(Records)
=====
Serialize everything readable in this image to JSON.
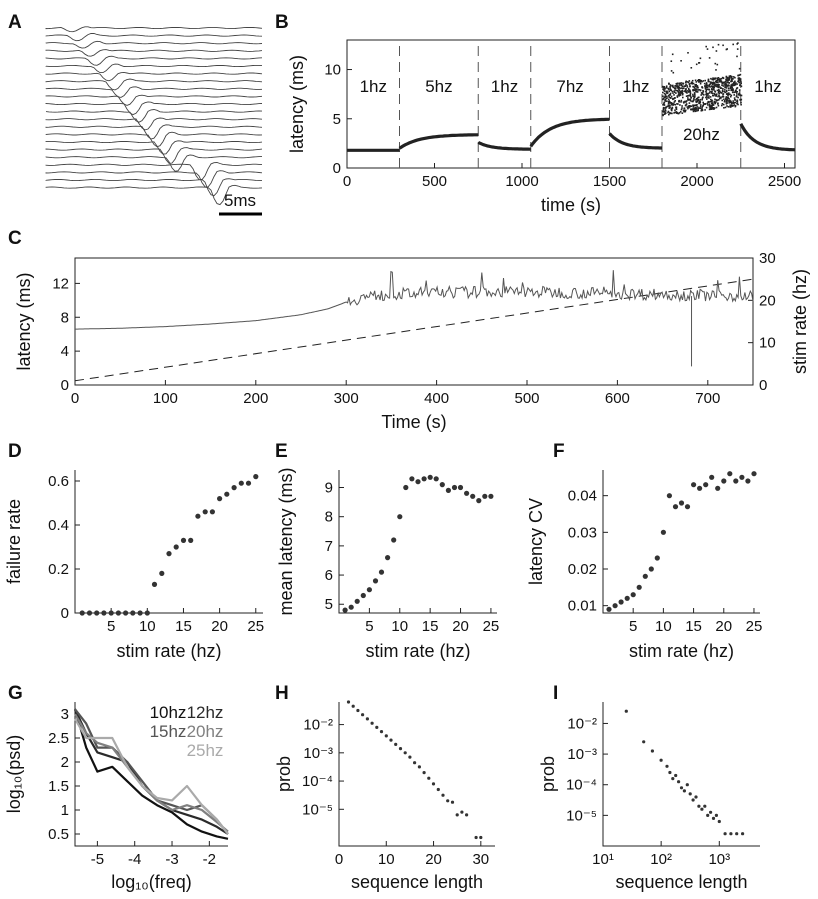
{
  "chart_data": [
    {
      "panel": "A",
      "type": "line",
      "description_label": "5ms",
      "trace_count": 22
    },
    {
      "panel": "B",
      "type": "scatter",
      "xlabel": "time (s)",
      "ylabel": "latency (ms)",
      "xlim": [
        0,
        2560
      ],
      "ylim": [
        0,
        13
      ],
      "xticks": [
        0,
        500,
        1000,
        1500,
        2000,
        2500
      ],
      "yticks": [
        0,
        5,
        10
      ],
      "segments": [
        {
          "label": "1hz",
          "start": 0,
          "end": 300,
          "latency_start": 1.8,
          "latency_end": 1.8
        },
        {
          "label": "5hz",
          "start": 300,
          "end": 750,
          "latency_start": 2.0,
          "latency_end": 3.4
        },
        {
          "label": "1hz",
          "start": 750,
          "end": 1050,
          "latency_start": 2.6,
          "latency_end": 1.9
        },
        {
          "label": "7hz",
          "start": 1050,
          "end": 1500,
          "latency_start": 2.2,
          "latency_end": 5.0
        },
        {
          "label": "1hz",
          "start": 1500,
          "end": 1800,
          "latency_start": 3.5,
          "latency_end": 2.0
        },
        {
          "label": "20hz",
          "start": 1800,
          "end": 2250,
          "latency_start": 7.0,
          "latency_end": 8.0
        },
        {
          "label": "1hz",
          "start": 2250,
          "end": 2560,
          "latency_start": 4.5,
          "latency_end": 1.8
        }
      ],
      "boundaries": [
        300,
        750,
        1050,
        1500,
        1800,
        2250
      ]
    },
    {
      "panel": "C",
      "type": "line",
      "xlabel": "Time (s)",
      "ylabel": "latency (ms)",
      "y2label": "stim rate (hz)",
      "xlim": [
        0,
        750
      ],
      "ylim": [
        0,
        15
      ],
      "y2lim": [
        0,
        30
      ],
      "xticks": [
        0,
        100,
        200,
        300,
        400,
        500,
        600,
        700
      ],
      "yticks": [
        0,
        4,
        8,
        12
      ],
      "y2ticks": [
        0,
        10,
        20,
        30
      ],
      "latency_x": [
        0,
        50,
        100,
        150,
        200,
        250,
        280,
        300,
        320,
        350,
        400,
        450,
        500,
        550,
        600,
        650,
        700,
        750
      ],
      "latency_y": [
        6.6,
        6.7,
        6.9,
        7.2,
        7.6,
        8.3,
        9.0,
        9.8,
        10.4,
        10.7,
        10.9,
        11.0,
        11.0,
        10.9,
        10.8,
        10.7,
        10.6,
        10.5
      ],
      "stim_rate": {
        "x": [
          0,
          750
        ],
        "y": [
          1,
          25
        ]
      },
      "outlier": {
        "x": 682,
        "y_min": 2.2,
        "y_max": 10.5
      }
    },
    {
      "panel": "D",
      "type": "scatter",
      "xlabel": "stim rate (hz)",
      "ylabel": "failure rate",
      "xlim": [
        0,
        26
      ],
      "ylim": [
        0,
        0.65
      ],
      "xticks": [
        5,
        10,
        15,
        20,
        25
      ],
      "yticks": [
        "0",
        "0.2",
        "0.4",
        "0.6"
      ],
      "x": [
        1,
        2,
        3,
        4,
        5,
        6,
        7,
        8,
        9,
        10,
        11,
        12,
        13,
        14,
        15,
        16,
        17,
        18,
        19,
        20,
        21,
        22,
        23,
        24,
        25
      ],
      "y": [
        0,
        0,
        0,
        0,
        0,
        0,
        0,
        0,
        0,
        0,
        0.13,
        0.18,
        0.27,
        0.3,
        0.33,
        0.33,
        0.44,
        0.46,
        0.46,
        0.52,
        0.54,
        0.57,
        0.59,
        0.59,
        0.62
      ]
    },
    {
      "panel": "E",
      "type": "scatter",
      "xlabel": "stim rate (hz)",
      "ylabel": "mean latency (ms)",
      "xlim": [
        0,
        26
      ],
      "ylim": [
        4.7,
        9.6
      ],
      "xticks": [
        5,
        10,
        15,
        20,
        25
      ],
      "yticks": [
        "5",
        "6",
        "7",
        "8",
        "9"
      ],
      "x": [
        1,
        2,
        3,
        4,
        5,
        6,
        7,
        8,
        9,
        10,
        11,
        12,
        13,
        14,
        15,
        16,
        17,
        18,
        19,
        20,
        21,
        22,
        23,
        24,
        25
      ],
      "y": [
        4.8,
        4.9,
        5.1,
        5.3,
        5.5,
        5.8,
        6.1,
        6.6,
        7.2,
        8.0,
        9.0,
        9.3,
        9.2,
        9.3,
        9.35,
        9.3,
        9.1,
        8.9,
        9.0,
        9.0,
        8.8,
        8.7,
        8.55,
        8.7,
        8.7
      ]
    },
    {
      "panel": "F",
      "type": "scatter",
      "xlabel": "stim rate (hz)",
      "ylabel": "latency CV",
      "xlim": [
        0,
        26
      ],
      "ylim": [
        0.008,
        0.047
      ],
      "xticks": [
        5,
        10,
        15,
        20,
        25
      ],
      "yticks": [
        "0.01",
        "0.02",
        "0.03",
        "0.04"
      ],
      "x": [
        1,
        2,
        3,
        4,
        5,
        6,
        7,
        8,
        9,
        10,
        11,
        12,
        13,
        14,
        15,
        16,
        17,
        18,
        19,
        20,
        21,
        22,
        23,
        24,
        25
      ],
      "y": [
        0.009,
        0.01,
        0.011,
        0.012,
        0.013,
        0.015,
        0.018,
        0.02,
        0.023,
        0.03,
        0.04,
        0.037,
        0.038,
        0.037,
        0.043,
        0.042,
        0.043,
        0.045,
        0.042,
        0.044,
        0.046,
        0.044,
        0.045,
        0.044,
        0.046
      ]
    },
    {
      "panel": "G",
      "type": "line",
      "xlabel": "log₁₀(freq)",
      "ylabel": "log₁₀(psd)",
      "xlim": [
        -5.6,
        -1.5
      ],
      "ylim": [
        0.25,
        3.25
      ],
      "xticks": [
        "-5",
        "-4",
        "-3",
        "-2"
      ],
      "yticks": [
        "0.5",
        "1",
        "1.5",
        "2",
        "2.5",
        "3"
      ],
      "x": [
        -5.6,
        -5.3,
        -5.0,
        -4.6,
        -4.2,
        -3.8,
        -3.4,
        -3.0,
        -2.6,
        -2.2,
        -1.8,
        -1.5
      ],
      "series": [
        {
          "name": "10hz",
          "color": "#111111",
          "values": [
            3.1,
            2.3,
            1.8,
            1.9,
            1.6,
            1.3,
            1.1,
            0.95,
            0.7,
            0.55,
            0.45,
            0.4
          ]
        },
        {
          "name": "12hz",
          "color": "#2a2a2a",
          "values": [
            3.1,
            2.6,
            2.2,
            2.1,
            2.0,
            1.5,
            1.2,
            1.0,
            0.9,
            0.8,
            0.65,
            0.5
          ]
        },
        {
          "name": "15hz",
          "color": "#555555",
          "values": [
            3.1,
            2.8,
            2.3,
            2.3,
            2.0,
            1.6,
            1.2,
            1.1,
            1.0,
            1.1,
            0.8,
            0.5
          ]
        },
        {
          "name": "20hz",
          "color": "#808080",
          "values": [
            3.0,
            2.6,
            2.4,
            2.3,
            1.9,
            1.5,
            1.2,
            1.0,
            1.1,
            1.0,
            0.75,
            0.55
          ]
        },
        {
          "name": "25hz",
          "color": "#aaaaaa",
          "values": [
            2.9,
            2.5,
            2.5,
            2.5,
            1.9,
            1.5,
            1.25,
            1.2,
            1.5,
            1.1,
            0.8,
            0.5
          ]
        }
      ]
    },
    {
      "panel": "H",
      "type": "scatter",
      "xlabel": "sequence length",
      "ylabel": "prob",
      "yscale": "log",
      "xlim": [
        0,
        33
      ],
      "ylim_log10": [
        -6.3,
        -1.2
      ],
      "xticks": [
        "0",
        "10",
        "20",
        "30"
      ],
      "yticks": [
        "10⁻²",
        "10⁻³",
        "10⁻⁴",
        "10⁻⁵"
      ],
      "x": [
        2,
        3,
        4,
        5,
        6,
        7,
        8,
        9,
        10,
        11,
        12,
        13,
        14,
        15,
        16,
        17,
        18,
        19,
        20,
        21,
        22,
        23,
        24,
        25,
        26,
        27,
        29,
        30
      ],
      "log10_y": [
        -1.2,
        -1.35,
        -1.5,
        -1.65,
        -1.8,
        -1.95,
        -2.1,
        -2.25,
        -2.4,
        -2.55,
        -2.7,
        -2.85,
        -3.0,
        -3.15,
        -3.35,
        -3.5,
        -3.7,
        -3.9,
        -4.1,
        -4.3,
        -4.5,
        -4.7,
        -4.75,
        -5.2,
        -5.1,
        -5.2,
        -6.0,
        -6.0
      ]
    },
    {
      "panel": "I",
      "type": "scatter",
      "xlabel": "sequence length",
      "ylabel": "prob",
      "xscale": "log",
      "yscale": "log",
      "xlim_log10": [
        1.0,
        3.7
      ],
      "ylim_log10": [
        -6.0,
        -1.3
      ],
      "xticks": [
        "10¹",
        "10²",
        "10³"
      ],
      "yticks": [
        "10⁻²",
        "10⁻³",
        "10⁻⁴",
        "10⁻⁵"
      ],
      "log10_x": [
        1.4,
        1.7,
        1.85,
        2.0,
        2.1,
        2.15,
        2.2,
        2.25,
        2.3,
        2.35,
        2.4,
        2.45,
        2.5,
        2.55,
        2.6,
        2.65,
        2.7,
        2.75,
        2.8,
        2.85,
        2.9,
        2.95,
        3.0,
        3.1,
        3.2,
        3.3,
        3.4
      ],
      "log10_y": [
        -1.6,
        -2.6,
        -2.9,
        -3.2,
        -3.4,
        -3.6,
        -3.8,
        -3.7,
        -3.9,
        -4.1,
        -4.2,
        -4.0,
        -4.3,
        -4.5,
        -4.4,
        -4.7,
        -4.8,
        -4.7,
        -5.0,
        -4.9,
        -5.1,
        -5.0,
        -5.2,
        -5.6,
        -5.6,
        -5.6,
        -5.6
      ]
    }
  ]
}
=====
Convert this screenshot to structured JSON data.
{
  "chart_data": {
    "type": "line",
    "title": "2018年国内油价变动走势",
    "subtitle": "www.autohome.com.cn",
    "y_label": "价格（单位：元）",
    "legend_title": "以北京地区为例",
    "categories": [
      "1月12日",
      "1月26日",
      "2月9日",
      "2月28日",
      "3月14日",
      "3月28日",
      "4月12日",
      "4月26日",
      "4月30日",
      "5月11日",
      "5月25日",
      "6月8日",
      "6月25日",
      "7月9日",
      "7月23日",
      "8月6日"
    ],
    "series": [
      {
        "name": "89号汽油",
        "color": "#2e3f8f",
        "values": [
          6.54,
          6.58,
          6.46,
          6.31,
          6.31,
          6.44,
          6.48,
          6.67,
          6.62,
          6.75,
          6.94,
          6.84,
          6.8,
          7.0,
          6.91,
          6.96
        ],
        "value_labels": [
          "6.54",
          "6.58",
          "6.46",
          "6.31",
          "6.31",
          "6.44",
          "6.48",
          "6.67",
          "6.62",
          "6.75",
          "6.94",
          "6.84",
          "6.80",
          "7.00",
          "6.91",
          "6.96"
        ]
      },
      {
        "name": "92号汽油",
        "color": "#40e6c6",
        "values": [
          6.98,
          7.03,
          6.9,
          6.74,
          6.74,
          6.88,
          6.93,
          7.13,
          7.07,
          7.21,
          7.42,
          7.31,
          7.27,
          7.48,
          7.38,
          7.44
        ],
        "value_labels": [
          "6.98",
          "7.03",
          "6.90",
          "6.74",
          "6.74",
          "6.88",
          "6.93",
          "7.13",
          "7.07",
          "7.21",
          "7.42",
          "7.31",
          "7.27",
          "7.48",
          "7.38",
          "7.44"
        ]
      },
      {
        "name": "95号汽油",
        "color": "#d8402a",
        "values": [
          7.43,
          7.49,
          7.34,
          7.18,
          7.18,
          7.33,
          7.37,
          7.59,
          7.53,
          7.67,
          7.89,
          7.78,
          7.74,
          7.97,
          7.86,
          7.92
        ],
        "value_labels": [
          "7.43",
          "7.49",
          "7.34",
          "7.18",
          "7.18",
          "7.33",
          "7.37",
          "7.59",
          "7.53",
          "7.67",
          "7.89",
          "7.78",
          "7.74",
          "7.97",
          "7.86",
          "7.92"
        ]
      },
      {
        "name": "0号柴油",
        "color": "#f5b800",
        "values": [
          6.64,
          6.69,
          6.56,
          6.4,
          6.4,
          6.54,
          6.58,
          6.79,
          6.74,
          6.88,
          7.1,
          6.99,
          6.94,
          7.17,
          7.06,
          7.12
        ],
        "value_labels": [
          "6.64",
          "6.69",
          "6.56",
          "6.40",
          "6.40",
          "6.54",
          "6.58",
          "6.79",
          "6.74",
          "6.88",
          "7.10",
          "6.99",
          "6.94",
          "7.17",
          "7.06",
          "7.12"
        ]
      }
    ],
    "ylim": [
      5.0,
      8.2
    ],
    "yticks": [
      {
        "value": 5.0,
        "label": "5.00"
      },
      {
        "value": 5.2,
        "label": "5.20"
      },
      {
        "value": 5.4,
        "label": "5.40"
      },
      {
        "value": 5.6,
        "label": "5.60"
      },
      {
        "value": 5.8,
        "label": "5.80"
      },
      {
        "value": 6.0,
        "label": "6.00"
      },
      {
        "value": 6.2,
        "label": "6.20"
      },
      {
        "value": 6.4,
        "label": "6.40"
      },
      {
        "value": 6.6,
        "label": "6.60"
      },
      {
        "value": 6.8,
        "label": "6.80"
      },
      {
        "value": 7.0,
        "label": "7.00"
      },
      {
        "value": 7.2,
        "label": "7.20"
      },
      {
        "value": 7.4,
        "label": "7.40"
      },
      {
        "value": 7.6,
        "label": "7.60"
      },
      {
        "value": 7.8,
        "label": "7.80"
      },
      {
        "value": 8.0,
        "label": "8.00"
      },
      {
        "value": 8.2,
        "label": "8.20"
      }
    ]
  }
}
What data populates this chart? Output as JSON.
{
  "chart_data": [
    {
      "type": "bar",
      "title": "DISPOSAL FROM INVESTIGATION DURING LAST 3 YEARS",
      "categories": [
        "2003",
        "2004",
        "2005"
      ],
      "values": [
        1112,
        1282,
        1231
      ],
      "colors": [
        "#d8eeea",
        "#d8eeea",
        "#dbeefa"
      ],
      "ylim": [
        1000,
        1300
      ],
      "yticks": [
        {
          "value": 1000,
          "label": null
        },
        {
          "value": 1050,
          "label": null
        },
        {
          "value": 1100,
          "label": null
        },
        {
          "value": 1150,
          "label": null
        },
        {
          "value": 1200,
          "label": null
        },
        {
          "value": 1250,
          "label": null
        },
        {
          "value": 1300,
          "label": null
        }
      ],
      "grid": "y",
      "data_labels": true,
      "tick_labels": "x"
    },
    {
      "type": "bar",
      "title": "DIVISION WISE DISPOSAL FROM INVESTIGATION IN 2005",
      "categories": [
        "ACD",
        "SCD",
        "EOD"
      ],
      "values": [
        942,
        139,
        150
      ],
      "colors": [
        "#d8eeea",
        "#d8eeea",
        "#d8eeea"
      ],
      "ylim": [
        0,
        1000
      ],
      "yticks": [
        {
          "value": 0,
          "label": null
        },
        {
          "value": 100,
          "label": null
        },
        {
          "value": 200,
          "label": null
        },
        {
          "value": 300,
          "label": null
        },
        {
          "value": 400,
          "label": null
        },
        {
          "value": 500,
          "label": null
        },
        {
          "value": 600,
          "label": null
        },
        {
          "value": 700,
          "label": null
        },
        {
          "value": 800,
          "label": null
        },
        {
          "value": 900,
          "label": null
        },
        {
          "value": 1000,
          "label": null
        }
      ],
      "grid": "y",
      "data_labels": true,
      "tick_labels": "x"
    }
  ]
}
=====
SHORT EXERCISE ::
Copy out all lines from the material above that contain the string "JSON".

SOLUTION TO THE PROBLEM ::
Serialize everything readable in this image to JSON.
Convert this screenshot to structured JSON data.
What data populates this chart? Output as JSON.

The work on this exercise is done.